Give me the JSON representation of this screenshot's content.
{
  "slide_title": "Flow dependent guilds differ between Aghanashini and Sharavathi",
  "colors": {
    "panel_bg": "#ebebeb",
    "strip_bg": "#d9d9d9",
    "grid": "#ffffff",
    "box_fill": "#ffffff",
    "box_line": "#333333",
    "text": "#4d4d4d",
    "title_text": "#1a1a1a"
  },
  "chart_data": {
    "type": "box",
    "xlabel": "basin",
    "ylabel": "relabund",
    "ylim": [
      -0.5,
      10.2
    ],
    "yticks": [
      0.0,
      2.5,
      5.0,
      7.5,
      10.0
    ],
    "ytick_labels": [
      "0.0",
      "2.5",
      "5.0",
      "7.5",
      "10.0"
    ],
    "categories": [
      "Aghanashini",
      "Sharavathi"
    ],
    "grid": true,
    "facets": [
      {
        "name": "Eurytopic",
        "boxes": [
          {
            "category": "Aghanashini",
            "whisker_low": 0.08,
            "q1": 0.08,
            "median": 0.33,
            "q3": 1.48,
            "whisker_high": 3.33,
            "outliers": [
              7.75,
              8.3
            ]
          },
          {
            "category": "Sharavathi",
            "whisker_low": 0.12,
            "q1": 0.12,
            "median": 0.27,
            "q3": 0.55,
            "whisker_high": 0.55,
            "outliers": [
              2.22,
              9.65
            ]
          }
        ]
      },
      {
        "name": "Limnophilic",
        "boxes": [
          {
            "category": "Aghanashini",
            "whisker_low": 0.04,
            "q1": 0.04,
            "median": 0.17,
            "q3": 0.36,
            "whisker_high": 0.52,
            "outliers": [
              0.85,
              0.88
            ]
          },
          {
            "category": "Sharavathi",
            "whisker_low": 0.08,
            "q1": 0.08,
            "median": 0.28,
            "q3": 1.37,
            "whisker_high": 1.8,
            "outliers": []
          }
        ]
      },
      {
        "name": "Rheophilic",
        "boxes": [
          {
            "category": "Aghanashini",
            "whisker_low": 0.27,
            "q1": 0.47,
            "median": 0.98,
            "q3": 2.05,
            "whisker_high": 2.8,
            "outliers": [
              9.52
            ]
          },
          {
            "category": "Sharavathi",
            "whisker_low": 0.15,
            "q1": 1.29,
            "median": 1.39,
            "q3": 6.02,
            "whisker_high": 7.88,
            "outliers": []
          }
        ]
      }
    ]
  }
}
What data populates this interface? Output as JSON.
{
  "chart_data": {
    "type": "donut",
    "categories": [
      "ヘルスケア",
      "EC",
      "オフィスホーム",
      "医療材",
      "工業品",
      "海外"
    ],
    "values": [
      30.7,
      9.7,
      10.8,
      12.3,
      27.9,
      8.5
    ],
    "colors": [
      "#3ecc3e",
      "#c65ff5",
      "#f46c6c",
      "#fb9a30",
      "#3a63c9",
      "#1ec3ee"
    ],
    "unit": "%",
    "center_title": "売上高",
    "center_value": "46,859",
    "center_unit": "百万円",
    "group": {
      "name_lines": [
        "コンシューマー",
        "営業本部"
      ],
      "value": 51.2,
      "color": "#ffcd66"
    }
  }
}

* * *

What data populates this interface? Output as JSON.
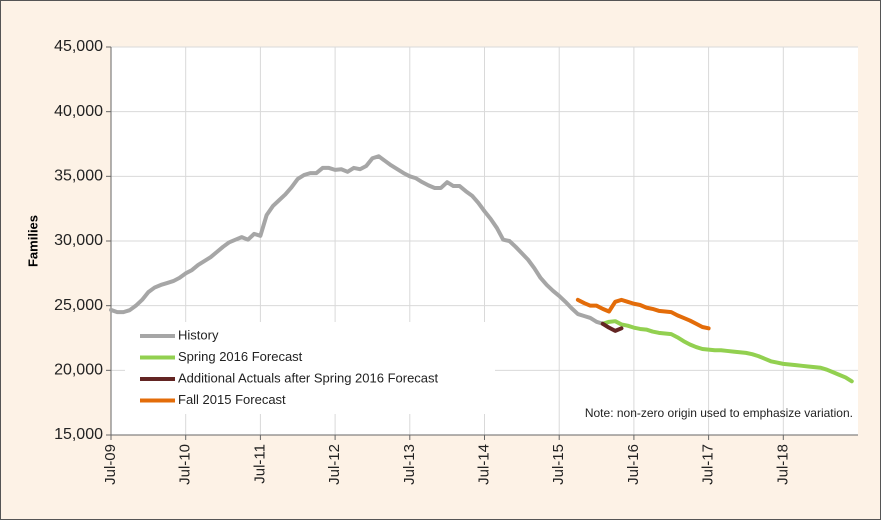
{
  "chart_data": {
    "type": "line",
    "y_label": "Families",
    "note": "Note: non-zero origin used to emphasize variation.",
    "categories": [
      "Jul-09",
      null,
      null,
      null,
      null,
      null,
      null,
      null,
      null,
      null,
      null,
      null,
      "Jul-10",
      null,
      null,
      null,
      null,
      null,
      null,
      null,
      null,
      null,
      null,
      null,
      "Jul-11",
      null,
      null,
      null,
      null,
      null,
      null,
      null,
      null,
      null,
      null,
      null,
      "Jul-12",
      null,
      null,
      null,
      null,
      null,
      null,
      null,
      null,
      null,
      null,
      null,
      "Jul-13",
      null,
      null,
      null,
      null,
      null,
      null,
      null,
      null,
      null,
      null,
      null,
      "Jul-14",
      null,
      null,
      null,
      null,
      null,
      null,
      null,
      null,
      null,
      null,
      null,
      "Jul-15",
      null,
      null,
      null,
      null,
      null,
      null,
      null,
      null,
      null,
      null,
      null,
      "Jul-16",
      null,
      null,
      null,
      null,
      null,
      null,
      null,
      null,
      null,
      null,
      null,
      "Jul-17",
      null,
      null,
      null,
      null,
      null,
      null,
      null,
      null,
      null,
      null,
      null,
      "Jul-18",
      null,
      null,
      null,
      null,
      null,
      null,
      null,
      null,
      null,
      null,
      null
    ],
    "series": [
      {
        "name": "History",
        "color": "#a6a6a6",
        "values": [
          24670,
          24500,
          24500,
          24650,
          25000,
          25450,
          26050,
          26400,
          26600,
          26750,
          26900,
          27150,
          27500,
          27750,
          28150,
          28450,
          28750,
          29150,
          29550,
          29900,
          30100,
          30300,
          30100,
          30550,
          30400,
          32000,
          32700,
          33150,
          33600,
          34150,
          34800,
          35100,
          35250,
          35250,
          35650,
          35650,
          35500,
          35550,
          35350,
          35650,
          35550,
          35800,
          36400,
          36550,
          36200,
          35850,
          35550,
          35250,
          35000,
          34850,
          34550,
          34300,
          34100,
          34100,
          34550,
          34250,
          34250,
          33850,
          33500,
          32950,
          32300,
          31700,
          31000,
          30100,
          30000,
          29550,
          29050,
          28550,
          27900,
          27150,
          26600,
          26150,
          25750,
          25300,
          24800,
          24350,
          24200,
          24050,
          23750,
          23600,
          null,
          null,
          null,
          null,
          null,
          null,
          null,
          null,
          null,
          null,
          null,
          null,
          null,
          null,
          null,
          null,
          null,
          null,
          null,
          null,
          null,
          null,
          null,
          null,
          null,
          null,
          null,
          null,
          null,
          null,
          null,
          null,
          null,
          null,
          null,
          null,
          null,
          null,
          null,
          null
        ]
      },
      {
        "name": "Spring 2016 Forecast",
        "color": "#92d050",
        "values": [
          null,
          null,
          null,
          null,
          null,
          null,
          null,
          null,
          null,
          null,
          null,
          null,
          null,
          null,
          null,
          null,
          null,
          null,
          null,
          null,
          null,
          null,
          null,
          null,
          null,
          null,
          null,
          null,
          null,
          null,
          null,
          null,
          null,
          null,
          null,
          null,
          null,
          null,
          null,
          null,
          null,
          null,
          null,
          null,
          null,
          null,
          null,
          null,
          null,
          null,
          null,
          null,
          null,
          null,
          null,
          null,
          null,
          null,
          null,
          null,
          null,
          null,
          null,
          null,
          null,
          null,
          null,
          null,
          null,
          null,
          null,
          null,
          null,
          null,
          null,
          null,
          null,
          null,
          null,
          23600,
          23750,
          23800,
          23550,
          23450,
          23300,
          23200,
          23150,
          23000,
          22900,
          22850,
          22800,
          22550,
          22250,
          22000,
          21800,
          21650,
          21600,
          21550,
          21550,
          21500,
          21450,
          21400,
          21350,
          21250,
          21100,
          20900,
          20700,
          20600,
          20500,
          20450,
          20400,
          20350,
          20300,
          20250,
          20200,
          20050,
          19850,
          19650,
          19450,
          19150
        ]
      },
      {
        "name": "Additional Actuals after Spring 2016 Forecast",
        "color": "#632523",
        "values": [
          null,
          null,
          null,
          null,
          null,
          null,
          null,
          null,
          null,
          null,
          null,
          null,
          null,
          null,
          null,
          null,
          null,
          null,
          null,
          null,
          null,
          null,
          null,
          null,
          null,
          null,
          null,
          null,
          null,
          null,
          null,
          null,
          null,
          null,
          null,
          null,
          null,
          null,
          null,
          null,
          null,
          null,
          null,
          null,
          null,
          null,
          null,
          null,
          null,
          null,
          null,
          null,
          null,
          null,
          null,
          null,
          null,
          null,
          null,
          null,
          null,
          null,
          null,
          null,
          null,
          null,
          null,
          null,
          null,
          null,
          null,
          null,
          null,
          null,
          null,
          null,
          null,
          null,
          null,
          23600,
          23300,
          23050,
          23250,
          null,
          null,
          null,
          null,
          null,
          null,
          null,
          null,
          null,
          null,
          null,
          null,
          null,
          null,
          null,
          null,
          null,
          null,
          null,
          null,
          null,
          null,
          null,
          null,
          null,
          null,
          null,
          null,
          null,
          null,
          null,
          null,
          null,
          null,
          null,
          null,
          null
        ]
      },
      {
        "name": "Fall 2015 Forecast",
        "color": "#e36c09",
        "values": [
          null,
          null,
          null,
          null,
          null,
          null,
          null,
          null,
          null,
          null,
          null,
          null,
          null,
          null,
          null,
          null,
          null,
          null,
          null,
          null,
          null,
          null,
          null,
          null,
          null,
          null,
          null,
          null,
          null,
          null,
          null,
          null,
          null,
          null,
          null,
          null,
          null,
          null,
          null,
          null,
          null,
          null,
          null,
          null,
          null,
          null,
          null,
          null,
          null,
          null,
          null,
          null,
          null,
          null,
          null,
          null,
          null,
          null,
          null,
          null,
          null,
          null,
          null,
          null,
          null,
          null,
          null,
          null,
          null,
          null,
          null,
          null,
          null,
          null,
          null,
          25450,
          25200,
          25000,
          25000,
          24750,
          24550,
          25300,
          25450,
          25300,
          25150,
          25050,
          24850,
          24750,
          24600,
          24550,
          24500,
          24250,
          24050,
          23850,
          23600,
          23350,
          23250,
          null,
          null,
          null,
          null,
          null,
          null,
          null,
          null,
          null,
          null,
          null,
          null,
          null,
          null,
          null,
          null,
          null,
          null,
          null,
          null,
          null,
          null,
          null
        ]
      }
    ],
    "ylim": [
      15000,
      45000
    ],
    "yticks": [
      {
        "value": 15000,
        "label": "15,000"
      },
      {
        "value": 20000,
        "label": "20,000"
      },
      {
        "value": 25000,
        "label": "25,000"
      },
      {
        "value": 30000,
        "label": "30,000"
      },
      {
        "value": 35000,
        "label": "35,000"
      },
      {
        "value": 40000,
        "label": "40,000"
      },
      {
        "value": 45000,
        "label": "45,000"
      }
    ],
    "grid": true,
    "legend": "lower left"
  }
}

Exercise brief: Gather every line from the listing above in which the word "Spring" appears.

Exercise result:
        "name": "Spring 2016 Forecast",
        "name": "Additional Actuals after Spring 2016 Forecast",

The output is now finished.